(WHAT IS ASKED): Omit the images, then print each record below exactly as it reads.
==*==
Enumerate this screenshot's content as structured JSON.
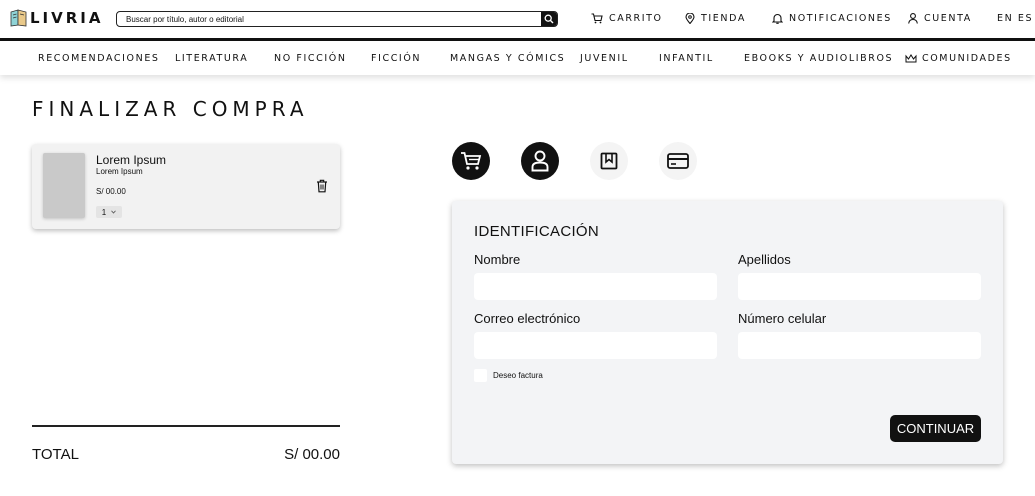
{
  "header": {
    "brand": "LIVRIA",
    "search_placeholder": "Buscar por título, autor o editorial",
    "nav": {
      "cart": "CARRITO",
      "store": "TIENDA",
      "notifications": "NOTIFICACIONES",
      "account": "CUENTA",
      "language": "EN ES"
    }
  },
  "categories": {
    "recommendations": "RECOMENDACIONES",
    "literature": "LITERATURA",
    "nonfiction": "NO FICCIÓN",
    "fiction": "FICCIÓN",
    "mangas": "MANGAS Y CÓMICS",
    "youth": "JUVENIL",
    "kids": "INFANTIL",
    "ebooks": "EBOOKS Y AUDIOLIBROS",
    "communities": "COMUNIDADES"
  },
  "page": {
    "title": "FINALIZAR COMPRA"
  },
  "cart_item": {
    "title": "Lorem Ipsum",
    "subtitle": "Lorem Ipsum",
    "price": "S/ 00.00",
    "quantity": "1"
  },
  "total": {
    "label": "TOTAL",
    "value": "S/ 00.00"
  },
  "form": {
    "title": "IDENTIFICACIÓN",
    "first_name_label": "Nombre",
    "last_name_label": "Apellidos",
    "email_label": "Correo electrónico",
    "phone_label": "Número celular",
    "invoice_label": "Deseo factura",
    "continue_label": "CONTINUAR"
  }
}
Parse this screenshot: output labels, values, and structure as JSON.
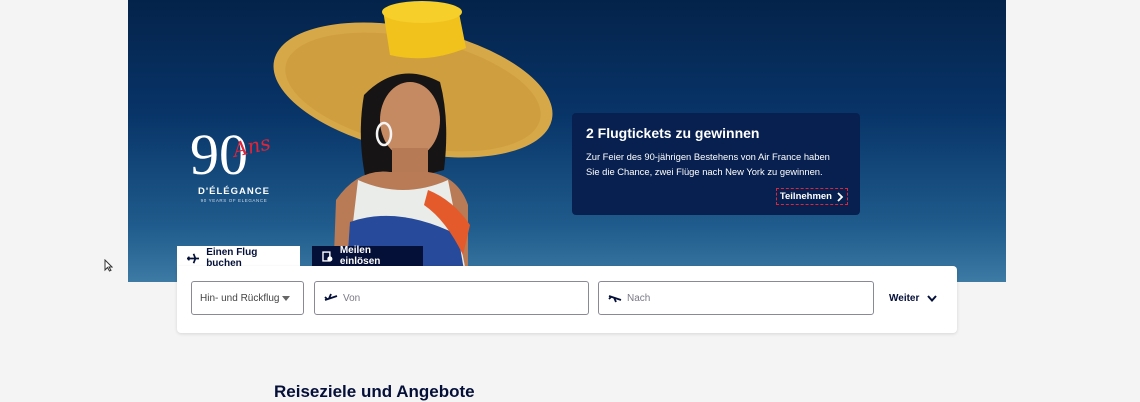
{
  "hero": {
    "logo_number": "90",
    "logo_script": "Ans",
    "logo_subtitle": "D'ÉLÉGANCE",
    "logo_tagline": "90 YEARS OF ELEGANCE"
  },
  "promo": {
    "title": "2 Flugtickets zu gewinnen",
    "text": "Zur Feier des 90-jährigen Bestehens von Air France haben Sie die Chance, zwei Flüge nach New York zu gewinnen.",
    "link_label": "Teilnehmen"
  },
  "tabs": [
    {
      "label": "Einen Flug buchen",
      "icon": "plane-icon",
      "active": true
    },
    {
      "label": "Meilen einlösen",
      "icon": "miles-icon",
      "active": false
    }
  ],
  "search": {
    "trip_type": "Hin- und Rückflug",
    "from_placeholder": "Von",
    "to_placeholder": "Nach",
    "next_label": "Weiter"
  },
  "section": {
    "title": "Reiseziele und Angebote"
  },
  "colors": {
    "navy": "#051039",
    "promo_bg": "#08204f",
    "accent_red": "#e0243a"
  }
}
==*==
(EXERCISE RESULT):
Enumerate this screenshot's content as structured JSON.
{
  "header": {
    "brand": "LIVRIA",
    "search_placeholder": "Buscar por título, autor o editorial",
    "nav": {
      "cart": "CARRITO",
      "store": "TIENDA",
      "notifications": "NOTIFICACIONES",
      "account": "CUENTA",
      "language": "EN ES"
    }
  },
  "categories": {
    "recommendations": "RECOMENDACIONES",
    "literature": "LITERATURA",
    "nonfiction": "NO FICCIÓN",
    "fiction": "FICCIÓN",
    "mangas": "MANGAS Y CÓMICS",
    "youth": "JUVENIL",
    "kids": "INFANTIL",
    "ebooks": "EBOOKS Y AUDIOLIBROS",
    "communities": "COMUNIDADES"
  },
  "page": {
    "title": "FINALIZAR COMPRA"
  },
  "cart_item": {
    "title": "Lorem Ipsum",
    "subtitle": "Lorem Ipsum",
    "price": "S/ 00.00",
    "quantity": "1"
  },
  "total": {
    "label": "TOTAL",
    "value": "S/ 00.00"
  },
  "form": {
    "title": "IDENTIFICACIÓN",
    "first_name_label": "Nombre",
    "last_name_label": "Apellidos",
    "email_label": "Correo electrónico",
    "phone_label": "Número celular",
    "invoice_label": "Deseo factura",
    "continue_label": "CONTINUAR"
  }
}
Parse this screenshot: output labels, values, and structure as JSON.
{
  "hero": {
    "logo_number": "90",
    "logo_script": "Ans",
    "logo_subtitle": "D'ÉLÉGANCE",
    "logo_tagline": "90 YEARS OF ELEGANCE"
  },
  "promo": {
    "title": "2 Flugtickets zu gewinnen",
    "text": "Zur Feier des 90-jährigen Bestehens von Air France haben Sie die Chance, zwei Flüge nach New York zu gewinnen.",
    "link_label": "Teilnehmen"
  },
  "tabs": [
    {
      "label": "Einen Flug buchen",
      "icon": "plane-icon",
      "active": true
    },
    {
      "label": "Meilen einlösen",
      "icon": "miles-icon",
      "active": false
    }
  ],
  "search": {
    "trip_type": "Hin- und Rückflug",
    "from_placeholder": "Von",
    "to_placeholder": "Nach",
    "next_label": "Weiter"
  },
  "section": {
    "title": "Reiseziele und Angebote"
  },
  "colors": {
    "navy": "#051039",
    "promo_bg": "#08204f",
    "accent_red": "#e0243a"
  }
}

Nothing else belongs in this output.